• EXERCISE TASK
Lift out all lines below that contain "type".

--- Start of INPUT ---

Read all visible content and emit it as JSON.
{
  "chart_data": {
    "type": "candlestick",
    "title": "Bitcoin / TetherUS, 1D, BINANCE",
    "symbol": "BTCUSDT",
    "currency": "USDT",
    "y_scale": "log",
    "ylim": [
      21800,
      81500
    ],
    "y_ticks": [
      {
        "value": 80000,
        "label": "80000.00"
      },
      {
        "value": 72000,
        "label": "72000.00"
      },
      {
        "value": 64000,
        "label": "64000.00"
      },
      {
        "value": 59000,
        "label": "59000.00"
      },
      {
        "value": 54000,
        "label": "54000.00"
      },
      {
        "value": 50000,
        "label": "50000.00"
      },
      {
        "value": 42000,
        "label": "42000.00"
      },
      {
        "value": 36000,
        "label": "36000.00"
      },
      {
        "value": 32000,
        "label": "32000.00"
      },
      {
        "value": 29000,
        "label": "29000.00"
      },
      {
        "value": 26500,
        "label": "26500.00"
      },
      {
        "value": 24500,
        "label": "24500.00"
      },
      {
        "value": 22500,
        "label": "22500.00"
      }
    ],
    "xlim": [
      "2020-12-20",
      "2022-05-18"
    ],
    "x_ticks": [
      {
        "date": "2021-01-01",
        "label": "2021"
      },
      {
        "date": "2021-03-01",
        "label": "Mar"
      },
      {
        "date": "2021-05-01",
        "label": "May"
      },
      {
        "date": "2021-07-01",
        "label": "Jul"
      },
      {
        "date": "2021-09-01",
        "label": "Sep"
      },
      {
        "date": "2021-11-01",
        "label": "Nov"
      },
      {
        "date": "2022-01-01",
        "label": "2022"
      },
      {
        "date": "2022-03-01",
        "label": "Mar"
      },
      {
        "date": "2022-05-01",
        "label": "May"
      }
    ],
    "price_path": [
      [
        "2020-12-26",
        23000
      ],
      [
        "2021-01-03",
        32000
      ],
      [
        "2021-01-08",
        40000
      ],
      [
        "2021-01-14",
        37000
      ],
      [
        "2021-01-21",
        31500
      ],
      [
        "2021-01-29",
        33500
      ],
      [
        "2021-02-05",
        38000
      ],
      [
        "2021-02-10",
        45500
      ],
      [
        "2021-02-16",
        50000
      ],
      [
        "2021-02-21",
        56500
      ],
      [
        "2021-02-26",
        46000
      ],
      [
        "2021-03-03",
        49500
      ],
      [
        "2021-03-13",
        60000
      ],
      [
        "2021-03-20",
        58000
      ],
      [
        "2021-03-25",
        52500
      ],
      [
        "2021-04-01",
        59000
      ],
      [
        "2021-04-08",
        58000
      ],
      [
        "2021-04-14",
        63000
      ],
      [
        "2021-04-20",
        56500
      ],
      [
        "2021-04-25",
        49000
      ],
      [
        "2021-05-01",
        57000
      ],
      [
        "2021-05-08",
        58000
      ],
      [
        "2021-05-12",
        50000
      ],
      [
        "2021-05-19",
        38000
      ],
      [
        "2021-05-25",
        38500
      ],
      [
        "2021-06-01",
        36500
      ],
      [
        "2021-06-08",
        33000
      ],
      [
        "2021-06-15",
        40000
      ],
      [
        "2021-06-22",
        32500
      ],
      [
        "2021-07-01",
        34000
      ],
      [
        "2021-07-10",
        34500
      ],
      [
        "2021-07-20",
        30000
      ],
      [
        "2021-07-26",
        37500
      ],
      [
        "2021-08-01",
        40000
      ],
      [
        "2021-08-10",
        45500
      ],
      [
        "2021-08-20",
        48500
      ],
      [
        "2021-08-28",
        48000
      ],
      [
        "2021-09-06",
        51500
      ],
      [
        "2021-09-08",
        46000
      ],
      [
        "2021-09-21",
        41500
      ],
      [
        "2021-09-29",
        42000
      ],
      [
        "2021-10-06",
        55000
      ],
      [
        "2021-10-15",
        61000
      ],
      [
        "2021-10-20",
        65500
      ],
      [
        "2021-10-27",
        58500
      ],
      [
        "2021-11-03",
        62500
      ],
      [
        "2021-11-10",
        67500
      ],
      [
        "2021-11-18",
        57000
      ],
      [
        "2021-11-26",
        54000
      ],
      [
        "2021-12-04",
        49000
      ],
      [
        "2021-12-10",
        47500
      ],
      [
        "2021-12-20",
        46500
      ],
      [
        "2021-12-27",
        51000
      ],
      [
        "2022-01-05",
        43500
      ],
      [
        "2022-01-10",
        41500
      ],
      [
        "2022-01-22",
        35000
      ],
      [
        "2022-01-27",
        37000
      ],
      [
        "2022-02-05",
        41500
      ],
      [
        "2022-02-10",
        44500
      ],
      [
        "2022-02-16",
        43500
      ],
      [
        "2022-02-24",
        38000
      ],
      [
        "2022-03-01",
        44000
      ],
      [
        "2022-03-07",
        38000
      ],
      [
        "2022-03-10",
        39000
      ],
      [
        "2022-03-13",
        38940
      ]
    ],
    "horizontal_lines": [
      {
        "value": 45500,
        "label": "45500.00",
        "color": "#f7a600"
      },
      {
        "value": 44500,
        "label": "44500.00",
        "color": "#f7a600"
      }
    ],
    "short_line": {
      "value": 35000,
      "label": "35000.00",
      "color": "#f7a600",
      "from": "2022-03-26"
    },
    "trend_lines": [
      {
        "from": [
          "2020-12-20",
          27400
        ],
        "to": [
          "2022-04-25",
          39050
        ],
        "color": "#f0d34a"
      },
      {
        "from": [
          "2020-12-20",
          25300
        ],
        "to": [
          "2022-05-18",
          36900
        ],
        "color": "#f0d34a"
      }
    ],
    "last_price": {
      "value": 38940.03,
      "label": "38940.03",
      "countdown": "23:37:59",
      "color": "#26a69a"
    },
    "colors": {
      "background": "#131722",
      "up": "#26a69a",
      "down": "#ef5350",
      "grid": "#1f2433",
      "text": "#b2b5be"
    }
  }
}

--- End of INPUT ---
--- Start of INPUT ---

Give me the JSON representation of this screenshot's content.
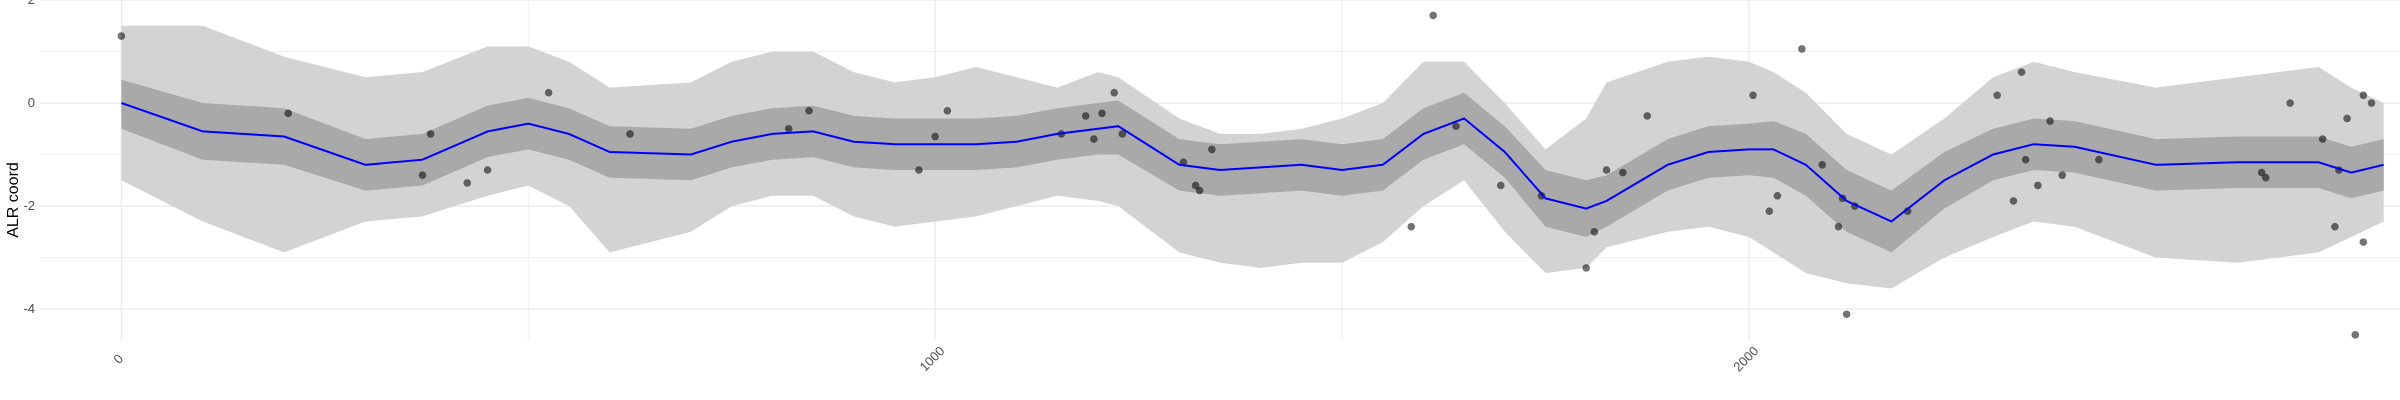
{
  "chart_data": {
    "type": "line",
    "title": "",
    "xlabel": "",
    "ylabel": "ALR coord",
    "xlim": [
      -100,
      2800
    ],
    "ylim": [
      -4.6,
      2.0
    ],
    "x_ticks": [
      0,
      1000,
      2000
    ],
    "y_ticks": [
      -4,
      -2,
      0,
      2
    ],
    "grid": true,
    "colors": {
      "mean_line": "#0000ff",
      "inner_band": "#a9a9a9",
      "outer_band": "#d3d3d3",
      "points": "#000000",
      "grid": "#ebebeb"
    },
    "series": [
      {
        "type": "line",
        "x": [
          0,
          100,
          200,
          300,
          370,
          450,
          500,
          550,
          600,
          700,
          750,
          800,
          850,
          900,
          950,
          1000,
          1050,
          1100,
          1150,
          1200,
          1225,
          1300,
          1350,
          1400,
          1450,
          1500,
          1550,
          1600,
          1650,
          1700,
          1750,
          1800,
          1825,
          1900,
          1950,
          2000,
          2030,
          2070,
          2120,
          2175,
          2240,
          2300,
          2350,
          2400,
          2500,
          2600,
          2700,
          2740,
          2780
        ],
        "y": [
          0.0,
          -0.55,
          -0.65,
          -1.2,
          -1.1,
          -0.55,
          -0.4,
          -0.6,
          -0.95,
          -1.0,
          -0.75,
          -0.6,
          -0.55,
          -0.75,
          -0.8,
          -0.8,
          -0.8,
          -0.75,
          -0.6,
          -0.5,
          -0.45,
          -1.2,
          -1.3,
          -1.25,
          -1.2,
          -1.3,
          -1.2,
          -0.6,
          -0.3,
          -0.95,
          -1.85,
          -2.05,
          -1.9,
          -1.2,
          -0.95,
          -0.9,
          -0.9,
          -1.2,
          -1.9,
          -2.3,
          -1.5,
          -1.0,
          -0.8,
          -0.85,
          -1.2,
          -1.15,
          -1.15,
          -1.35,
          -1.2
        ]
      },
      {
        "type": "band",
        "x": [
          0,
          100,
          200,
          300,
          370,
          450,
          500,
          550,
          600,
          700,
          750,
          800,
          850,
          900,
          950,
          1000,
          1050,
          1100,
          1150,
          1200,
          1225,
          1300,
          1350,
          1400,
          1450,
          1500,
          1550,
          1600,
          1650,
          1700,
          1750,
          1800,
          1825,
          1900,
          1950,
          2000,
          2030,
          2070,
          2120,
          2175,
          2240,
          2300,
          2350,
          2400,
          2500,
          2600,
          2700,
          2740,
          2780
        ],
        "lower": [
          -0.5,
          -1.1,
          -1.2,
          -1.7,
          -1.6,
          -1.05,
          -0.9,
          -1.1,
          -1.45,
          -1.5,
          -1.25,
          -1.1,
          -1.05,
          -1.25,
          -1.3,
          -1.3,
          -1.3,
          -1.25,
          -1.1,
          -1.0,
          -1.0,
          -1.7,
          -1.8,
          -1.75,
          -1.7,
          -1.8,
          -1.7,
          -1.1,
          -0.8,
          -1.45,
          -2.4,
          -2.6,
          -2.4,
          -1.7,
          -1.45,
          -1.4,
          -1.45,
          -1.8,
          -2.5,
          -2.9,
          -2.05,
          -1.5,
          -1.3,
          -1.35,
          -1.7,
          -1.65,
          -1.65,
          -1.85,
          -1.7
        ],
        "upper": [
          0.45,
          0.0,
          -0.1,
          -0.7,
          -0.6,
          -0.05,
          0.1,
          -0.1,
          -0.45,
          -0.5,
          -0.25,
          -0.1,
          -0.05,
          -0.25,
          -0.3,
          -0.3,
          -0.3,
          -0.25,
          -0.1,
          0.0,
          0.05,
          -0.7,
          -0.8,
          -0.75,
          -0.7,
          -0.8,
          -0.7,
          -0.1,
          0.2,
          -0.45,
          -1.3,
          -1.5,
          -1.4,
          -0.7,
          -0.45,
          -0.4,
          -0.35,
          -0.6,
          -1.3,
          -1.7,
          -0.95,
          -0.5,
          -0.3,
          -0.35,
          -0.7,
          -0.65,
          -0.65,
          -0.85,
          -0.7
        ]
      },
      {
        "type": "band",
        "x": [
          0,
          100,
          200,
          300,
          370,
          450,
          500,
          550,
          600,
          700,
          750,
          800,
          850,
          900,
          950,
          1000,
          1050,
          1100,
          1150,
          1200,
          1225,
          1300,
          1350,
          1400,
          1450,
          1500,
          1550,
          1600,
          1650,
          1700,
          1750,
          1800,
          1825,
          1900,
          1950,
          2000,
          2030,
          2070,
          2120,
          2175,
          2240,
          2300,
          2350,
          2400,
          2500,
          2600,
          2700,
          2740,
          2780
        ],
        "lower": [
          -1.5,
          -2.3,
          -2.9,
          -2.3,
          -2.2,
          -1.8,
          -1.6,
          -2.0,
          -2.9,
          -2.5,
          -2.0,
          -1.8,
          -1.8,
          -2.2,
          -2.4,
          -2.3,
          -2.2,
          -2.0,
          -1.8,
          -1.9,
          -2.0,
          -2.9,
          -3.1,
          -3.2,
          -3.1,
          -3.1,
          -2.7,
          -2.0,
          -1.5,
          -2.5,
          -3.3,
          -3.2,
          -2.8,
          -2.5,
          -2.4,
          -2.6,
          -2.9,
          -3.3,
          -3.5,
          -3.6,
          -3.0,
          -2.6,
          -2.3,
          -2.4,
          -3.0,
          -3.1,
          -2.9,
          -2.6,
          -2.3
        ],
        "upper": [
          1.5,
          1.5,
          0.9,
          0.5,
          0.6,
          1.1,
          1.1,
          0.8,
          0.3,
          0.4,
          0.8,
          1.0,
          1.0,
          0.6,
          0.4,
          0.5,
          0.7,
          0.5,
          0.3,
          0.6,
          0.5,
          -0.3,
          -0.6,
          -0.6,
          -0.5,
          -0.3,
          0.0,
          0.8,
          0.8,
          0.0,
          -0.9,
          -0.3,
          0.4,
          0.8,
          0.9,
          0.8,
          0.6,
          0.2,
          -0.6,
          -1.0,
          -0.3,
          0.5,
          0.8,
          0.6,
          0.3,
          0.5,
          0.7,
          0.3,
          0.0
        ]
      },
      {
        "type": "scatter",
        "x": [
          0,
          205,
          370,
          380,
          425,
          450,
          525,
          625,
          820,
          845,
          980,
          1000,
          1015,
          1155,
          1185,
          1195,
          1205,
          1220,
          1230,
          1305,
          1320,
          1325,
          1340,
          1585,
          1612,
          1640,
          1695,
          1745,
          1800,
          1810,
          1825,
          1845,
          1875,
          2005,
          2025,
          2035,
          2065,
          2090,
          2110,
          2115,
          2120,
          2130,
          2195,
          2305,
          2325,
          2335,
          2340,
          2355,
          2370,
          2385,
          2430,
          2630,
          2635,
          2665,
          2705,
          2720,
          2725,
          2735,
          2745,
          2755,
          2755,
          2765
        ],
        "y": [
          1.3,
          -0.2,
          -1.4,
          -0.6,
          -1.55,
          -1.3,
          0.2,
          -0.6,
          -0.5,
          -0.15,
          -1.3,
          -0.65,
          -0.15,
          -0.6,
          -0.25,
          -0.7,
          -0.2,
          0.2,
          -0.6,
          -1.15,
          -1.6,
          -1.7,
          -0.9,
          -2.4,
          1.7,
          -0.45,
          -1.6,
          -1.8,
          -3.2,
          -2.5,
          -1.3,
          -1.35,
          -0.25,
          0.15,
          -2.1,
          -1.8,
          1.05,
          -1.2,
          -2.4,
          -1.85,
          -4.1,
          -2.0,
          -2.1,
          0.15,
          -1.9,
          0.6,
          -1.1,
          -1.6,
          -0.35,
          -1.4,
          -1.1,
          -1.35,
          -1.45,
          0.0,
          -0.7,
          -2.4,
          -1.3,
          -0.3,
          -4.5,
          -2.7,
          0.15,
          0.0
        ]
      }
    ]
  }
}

--- End of INPUT ---

• SOLUTION
    "type": "candlestick",
    "type": "line",
        "type": "line",
        "type": "band",
        "type": "band",
        "type": "scatter",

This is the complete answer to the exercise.